** start Data lines **

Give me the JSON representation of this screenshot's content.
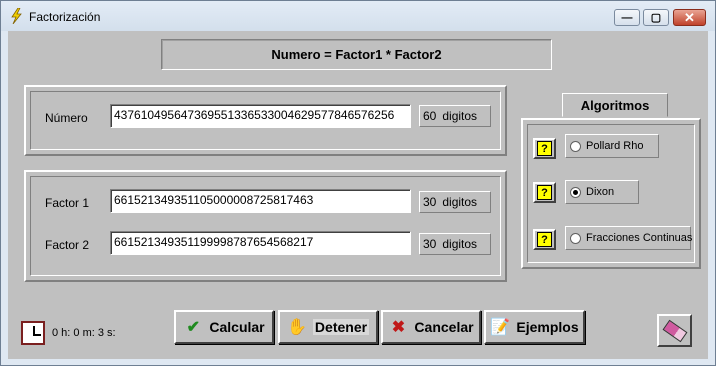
{
  "window": {
    "title": "Factorización"
  },
  "header": {
    "text": "Numero = Factor1 * Factor2"
  },
  "numero": {
    "label": "Número",
    "value": "437610495647369551336533004629577846576256",
    "digits_count": "60",
    "digits_unit": "digitos"
  },
  "factor1": {
    "label": "Factor 1",
    "value": "661521349351105000008725817463",
    "digits_count": "30",
    "digits_unit": "digitos"
  },
  "factor2": {
    "label": "Factor 2",
    "value": "661521349351199998787654568217",
    "digits_count": "30",
    "digits_unit": "digitos"
  },
  "algoritmos": {
    "title": "Algoritmos",
    "help_label": "?",
    "options": [
      {
        "label": "Pollard Rho",
        "selected": false
      },
      {
        "label": "Dixon",
        "selected": true
      },
      {
        "label": "Fracciones Continuas",
        "selected": false
      }
    ]
  },
  "buttons": {
    "calcular": "Calcular",
    "detener": "Detener",
    "cancelar": "Cancelar",
    "ejemplos": "Ejemplos"
  },
  "timer": {
    "text": "0 h: 0 m: 3 s:"
  },
  "icons": {
    "app": "lightning-icon",
    "calcular": "checkmark-icon",
    "detener": "hand-icon",
    "cancelar": "x-icon",
    "ejemplos": "notepad-icon",
    "timer": "clock-icon",
    "clear": "eraser-icon"
  },
  "colors": {
    "check_green": "#1f8a1f",
    "cancel_red": "#c01818",
    "help_yellow": "#ffff00",
    "face": "#c0c0c0"
  }
}
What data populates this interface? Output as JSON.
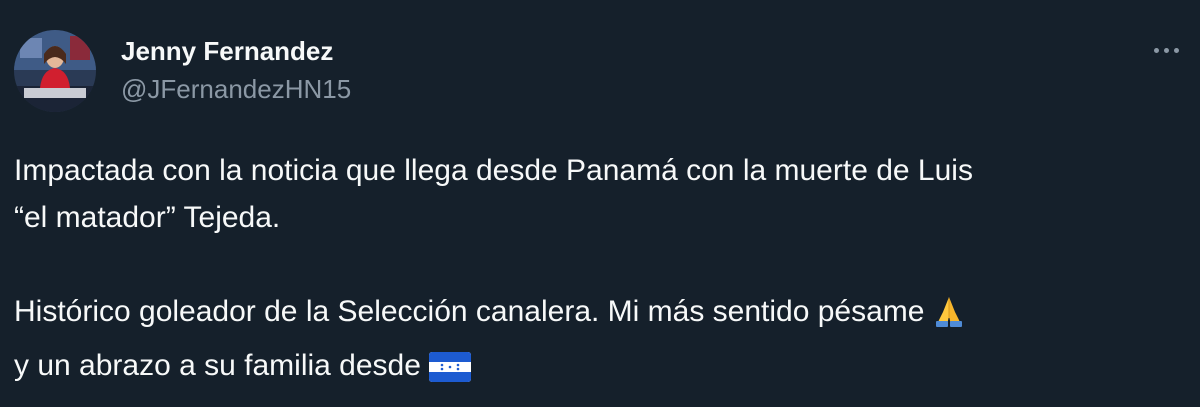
{
  "tweet": {
    "author": {
      "display_name": "Jenny Fernandez",
      "handle": "@JFernandezHN15"
    },
    "more_icon": "more-horizontal-icon",
    "body": {
      "line1": "Impactada con la noticia que llega desde Panamá con la muerte de Luis",
      "line2": "“el matador” Tejeda.",
      "line3": "Histórico goleador de la Selección canalera. Mi más sentido pésame",
      "line3_emoji": "folded-hands-emoji",
      "line4": "y un abrazo a su familia desde",
      "line4_emoji": "honduras-flag-emoji"
    }
  },
  "colors": {
    "background": "#15202b",
    "primary_text": "#f7f9f9",
    "secondary_text": "#8b98a5",
    "flag_blue": "#1d5bd1",
    "emoji_yellow": "#ffc83d"
  }
}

** end Data lines **

To do =>
Return all of the data exactly as written, and drop the pictures.

Result for this exercise =>
Give me the JSON representation of this screenshot's content.
{
  "window": {
    "title": "Factorización"
  },
  "header": {
    "text": "Numero = Factor1 * Factor2"
  },
  "numero": {
    "label": "Número",
    "value": "437610495647369551336533004629577846576256",
    "digits_count": "60",
    "digits_unit": "digitos"
  },
  "factor1": {
    "label": "Factor 1",
    "value": "661521349351105000008725817463",
    "digits_count": "30",
    "digits_unit": "digitos"
  },
  "factor2": {
    "label": "Factor 2",
    "value": "661521349351199998787654568217",
    "digits_count": "30",
    "digits_unit": "digitos"
  },
  "algoritmos": {
    "title": "Algoritmos",
    "help_label": "?",
    "options": [
      {
        "label": "Pollard Rho",
        "selected": false
      },
      {
        "label": "Dixon",
        "selected": true
      },
      {
        "label": "Fracciones Continuas",
        "selected": false
      }
    ]
  },
  "buttons": {
    "calcular": "Calcular",
    "detener": "Detener",
    "cancelar": "Cancelar",
    "ejemplos": "Ejemplos"
  },
  "timer": {
    "text": "0 h: 0 m: 3 s:"
  },
  "icons": {
    "app": "lightning-icon",
    "calcular": "checkmark-icon",
    "detener": "hand-icon",
    "cancelar": "x-icon",
    "ejemplos": "notepad-icon",
    "timer": "clock-icon",
    "clear": "eraser-icon"
  },
  "colors": {
    "check_green": "#1f8a1f",
    "cancel_red": "#c01818",
    "help_yellow": "#ffff00",
    "face": "#c0c0c0"
  }
}
What data populates this interface? Output as JSON.
{
  "tweet": {
    "author": {
      "display_name": "Jenny Fernandez",
      "handle": "@JFernandezHN15"
    },
    "more_icon": "more-horizontal-icon",
    "body": {
      "line1": "Impactada con la noticia que llega desde Panamá con la muerte de Luis",
      "line2": "“el matador” Tejeda.",
      "line3": "Histórico goleador de la Selección canalera. Mi más sentido pésame",
      "line3_emoji": "folded-hands-emoji",
      "line4": "y un abrazo a su familia desde",
      "line4_emoji": "honduras-flag-emoji"
    }
  },
  "colors": {
    "background": "#15202b",
    "primary_text": "#f7f9f9",
    "secondary_text": "#8b98a5",
    "flag_blue": "#1d5bd1",
    "emoji_yellow": "#ffc83d"
  }
}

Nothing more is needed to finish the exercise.